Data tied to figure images
----

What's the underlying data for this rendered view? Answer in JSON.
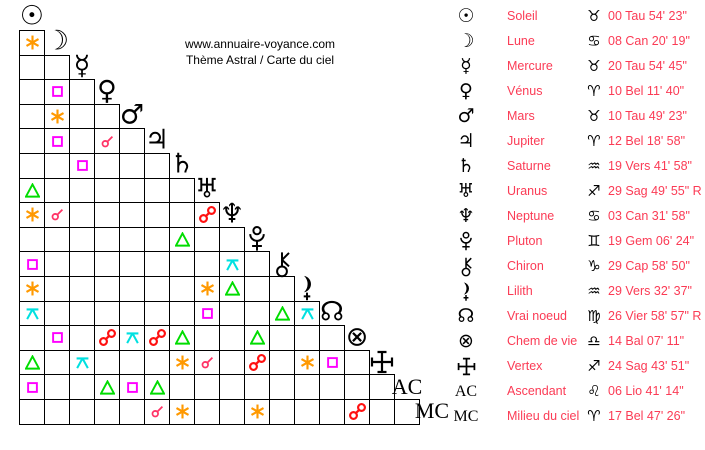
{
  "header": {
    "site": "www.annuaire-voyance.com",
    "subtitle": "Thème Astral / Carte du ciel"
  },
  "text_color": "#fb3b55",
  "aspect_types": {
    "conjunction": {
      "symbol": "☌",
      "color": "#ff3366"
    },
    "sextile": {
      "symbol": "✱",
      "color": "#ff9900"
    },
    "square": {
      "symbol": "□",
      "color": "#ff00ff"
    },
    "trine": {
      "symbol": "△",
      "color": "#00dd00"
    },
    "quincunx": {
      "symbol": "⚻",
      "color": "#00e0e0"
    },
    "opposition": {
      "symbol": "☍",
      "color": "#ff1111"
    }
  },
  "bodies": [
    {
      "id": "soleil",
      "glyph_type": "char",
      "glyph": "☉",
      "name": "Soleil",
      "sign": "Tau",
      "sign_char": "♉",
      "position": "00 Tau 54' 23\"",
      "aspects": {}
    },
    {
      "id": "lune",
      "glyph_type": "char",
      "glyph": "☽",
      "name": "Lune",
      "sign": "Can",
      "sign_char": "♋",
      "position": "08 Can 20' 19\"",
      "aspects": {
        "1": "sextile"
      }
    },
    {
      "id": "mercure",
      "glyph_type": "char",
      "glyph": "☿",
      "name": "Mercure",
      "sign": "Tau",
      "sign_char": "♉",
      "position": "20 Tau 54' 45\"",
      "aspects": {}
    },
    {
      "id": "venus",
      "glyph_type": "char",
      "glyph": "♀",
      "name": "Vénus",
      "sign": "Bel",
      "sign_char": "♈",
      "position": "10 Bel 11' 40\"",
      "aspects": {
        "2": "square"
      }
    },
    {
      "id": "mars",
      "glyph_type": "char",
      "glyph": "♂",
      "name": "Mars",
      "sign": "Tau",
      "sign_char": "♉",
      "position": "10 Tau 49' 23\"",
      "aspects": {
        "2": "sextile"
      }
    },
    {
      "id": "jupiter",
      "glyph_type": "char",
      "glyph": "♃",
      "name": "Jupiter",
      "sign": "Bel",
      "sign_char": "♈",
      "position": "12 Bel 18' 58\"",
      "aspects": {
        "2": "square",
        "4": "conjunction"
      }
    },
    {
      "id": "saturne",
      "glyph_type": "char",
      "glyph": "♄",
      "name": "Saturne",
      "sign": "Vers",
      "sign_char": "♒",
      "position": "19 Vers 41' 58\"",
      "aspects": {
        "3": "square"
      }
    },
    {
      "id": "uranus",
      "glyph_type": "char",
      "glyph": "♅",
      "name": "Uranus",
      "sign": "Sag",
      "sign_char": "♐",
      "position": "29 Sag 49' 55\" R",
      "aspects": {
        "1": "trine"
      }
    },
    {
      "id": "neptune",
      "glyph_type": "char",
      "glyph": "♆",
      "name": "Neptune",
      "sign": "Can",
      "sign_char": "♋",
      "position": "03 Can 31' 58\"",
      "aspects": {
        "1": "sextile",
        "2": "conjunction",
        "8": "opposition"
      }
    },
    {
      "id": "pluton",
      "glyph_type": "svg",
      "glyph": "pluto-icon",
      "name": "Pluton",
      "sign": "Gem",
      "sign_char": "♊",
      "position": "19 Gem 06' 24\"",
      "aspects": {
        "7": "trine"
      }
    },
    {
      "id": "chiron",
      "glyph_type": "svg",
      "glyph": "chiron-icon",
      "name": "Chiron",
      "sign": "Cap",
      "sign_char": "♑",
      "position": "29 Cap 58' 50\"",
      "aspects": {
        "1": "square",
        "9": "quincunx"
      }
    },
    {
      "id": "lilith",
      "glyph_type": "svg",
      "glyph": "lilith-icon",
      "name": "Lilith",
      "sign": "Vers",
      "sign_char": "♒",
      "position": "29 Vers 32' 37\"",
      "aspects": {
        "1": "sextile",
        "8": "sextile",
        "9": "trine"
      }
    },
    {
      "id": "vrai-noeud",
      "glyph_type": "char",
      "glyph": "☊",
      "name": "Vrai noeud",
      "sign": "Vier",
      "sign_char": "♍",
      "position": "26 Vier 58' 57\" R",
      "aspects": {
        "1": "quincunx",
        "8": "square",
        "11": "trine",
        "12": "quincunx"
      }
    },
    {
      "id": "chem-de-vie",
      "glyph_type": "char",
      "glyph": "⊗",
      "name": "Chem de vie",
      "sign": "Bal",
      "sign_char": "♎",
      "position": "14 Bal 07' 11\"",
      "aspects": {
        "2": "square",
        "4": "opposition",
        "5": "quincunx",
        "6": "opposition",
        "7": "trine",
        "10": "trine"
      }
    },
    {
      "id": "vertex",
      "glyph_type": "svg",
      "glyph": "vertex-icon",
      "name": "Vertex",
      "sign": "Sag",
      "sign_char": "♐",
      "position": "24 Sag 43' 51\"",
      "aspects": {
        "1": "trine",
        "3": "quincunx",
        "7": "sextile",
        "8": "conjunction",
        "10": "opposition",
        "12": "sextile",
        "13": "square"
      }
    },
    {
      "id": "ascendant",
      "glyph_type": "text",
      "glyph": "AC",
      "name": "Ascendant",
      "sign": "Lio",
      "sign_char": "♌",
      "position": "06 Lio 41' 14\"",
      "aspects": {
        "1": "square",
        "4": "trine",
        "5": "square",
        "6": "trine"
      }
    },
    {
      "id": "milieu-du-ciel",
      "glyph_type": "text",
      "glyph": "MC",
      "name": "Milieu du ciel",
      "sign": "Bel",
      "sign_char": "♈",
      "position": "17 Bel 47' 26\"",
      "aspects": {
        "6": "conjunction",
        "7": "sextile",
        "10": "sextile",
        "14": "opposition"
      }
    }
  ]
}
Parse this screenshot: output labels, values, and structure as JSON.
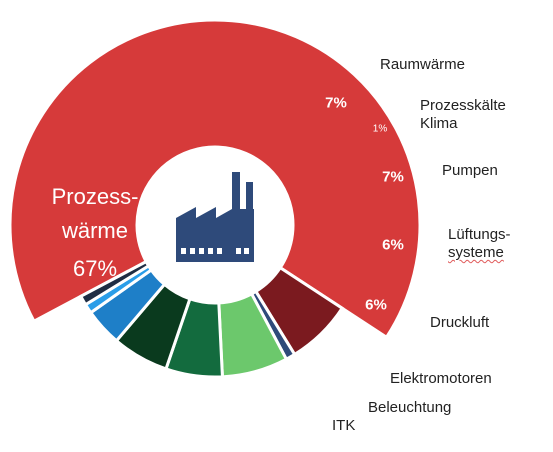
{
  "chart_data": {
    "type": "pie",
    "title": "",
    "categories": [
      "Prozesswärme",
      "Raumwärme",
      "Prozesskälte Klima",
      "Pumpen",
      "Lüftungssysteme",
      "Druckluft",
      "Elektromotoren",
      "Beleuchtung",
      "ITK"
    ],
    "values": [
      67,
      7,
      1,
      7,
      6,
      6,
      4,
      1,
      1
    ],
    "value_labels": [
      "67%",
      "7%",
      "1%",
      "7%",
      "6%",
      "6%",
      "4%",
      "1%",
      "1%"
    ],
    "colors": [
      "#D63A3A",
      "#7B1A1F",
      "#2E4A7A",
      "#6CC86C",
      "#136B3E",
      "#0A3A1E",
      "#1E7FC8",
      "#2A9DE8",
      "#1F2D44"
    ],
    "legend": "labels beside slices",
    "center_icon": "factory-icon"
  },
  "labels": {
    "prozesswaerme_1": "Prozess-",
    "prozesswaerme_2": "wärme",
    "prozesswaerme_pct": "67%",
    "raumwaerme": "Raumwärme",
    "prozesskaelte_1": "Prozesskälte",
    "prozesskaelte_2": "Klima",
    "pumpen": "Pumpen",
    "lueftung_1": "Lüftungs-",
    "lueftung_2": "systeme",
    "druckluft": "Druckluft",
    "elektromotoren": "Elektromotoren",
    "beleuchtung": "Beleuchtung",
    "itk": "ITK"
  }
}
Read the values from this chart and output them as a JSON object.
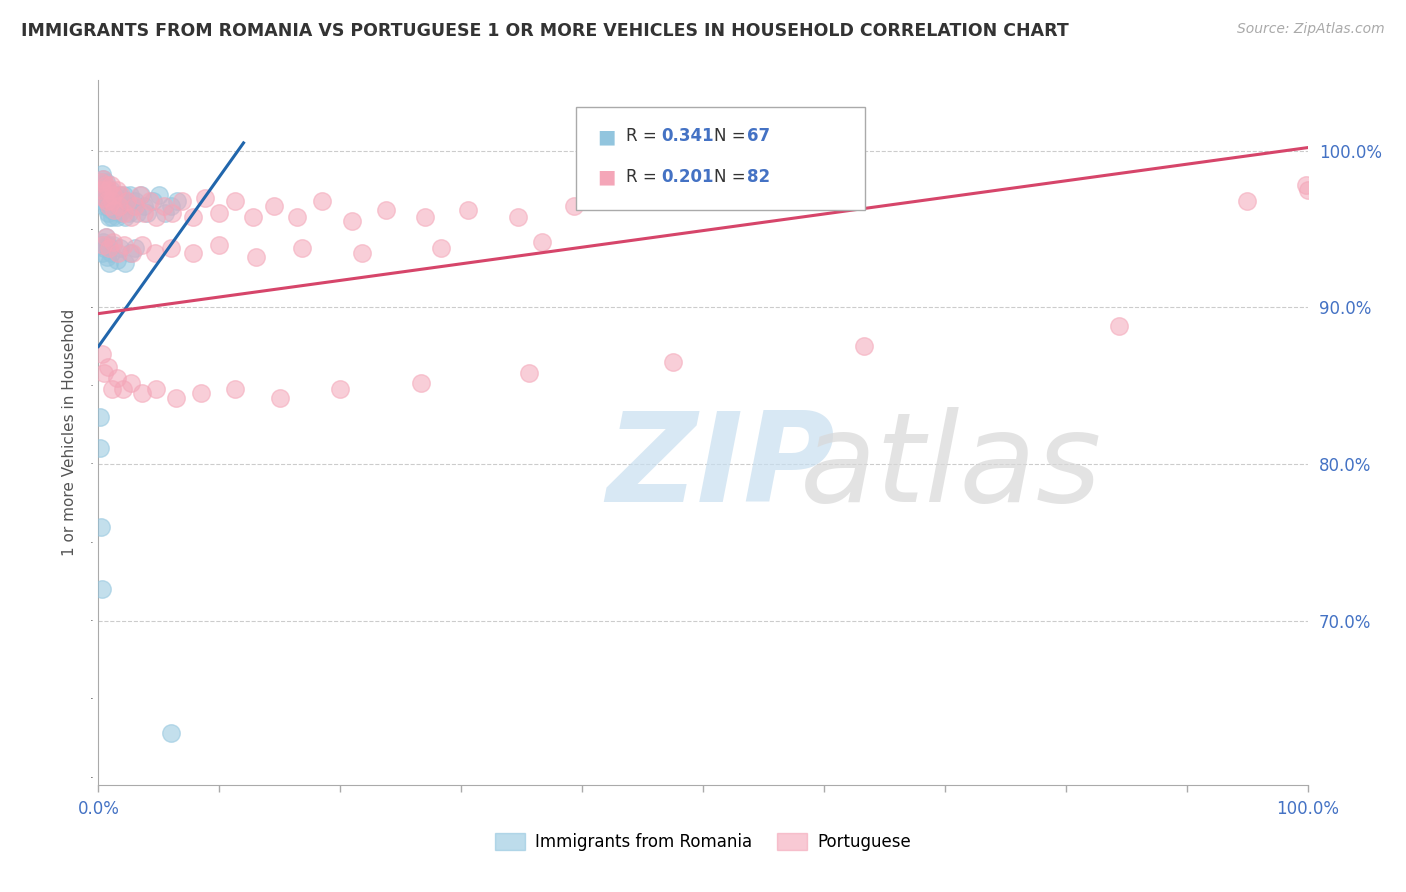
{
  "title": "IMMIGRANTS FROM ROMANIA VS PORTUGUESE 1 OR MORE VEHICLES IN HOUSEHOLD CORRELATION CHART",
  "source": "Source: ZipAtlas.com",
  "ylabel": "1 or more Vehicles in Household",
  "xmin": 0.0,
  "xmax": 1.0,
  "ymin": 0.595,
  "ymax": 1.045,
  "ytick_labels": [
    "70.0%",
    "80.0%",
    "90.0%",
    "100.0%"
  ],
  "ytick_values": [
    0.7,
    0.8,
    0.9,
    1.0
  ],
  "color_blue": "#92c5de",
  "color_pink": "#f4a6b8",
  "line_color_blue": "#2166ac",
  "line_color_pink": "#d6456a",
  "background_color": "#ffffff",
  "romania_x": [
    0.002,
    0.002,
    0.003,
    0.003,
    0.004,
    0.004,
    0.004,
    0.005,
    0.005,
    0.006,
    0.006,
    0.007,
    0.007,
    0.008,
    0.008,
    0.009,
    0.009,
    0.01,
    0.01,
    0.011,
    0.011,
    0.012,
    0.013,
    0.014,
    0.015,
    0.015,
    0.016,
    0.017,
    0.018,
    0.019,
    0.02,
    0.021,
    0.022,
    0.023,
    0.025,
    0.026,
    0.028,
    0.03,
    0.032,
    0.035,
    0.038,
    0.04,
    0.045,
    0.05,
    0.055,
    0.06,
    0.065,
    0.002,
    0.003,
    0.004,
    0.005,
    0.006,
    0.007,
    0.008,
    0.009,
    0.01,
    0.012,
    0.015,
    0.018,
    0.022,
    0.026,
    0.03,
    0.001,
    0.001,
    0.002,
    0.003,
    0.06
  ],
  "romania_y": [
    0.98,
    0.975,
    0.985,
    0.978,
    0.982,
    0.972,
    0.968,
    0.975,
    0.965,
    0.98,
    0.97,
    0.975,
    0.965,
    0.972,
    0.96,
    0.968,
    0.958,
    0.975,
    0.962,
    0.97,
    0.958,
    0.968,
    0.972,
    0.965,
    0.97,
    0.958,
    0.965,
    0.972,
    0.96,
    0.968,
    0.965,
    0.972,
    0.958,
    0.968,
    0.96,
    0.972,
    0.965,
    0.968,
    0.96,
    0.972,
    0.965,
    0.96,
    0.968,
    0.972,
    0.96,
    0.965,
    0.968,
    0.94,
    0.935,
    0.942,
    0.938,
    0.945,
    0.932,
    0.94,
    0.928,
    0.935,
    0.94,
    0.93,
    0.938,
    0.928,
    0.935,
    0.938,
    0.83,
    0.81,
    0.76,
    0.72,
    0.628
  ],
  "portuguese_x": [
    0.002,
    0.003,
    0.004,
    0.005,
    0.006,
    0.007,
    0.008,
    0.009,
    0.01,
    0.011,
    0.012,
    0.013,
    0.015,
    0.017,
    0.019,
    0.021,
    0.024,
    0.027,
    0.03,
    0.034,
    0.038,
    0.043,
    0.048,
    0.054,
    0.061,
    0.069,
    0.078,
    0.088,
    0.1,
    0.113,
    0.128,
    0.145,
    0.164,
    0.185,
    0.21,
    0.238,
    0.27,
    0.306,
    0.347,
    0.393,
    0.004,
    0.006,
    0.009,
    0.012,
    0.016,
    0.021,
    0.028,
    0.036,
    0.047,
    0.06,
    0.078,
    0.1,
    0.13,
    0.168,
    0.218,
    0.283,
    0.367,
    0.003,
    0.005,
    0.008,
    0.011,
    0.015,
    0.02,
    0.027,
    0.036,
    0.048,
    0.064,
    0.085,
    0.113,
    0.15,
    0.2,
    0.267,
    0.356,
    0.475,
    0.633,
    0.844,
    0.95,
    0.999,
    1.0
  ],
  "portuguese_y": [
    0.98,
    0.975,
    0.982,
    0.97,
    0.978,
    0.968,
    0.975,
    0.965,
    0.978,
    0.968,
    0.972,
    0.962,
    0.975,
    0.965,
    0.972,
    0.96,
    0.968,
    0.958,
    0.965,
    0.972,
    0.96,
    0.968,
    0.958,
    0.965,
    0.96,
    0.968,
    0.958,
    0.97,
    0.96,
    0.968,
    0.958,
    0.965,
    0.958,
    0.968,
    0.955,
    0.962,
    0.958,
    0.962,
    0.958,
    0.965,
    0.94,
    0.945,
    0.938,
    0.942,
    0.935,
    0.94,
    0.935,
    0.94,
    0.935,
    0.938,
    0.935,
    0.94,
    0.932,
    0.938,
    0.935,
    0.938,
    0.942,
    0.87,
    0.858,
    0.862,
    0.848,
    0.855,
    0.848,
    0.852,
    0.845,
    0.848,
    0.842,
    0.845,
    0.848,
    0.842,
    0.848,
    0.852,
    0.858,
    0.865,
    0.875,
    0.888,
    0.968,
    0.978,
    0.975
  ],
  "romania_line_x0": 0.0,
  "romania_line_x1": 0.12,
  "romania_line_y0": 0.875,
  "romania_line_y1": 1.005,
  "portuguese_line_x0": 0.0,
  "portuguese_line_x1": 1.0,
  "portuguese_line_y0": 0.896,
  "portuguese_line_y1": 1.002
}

----

*Written request*
Locate the word "conjunction" in the records above, and return each line that has it.

*Result of this task*
    "conjunction": {
        "4": "conjunction"
        "2": "conjunction",
        "8": "conjunction",
        "6": "conjunction",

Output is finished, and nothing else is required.